Given passage
Goan Music

Goan Music

Goan Music has a wide variety of music genres ranging from Western art music to Indian classical music. Goa was ruled by the Portuguese for almost 450 years. This has influenced the use of western instruments like Violin, Drums,Guitars, Trumpets and Piano .

Goa has produced a number of prominent musicians and singers in the world of Indian music.António Fortunato de Figueiredo (conductor and violinist), Chris Perry (often called the king of Goan music), Hema Sardesai (playback singer), Ian D'Sa, (former guitarist of Canadian band Billy Talent, of Goan descent), Remo Fernandes(musician and playback singer), Kishori Amonkar (classical vocalist), Dinanath Mangeshkar (dramatist and classical vocalist), and Oliver Sean (singer/songwriter), Monsorate Brothers.


Goan Bands

These include wedding bands in goa, one man band, duo band, serenaders, brass bands, etc. Goan wedding bands have come a long way from the unplugged era to the techno phase. The music scene comes alive during a wedding ,local festival or any excuse for entertainment. It is rightly said that music flows in the blood of goans.

The String instruments and blowing instruments along with the locally made drums have ruled the scene for quite some time. The brass bands are not totally forgotten and can be seen at selective functions. Hotels have added serenading to add a taste of goan flavour . The last journey of a man in Catholic burial is sometimes accompanied by a brass band.

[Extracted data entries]
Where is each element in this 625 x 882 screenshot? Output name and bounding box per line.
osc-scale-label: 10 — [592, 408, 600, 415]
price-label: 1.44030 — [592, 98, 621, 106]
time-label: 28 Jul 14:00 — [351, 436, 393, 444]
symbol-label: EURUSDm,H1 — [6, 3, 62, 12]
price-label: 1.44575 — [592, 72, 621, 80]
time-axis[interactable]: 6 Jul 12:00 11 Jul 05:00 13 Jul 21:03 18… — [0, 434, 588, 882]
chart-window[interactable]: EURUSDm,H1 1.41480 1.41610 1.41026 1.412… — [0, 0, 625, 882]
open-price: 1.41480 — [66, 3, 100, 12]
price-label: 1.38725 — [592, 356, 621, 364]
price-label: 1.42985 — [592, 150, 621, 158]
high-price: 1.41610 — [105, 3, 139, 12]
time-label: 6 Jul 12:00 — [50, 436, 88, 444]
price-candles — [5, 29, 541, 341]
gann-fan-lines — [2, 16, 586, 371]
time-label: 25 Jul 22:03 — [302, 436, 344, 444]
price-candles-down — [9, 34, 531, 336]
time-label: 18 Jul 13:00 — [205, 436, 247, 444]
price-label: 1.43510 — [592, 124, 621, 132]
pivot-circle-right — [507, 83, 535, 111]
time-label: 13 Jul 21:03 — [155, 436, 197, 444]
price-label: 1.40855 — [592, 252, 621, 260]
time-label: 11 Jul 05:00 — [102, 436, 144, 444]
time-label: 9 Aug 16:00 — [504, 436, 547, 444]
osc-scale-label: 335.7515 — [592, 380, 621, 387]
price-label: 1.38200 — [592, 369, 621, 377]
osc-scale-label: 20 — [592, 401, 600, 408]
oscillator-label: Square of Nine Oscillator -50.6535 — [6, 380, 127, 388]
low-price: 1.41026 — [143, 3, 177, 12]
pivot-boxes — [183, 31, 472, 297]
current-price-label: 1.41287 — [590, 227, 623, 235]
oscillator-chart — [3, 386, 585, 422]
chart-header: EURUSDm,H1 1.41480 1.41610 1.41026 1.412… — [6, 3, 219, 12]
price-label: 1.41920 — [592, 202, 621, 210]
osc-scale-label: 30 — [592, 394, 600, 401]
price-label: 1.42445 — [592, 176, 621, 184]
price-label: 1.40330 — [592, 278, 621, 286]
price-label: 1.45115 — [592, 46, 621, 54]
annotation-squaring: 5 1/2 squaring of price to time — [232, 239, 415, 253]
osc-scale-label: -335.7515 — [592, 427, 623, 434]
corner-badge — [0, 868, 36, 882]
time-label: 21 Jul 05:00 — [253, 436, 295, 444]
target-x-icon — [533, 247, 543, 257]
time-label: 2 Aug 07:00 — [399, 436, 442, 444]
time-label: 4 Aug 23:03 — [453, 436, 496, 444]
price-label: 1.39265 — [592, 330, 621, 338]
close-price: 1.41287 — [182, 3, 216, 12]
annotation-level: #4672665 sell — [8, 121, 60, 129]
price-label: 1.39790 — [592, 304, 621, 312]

Work request A
For each statement below, say whether it agrees with the passage on Goan music, answering yes or no and quoting the words of the passage that decide it. (i) Goa was under Portuguese rule for almost 450 years. (ii) Brass bands are no longer seen at any functions in Goa. (iii) Chris Perry is often called the king of Goan music.
Work request B
Write a continuation of the passage on Goan music that picks up right after its final sentence.

Written response A
(i) Yes: "Goa was ruled by the Portuguese for almost 450 years."
(ii) No: "The brass bands are not totally forgotten and can be seen at selective functions."
(iii) Yes: "Chris Perry (often called the king of Goan music)"

Written response B
Goan Mando

goan mandoIt is a musical form that evolved during the 19th and 20th century among Goan Catholics of Goa. This tiny state of India was ruled by the Portuguese for as long as 450 years.

The Goan Mando represents the meeting point of Indian and western musical traditions. The music has elements of both Indian and western culture.Instruments used in mando music are guitars, violins and the ghumot (drum).

The attire included the males wearing formal coats, showing Portuguese influence, while females wear a unique Indian costume (bazu torop or pano baju). The ceremonial torhop-baz worn during the mando dance was of velvet or silk, red, blue or green in colour, embroidered with gold (rarely with silver) threads.A white or blue shawl was worn. The socks had to be white and the slippers ornamented. This was all graced with a fan, which enhanced the lady's mood with a secret charm during the dance.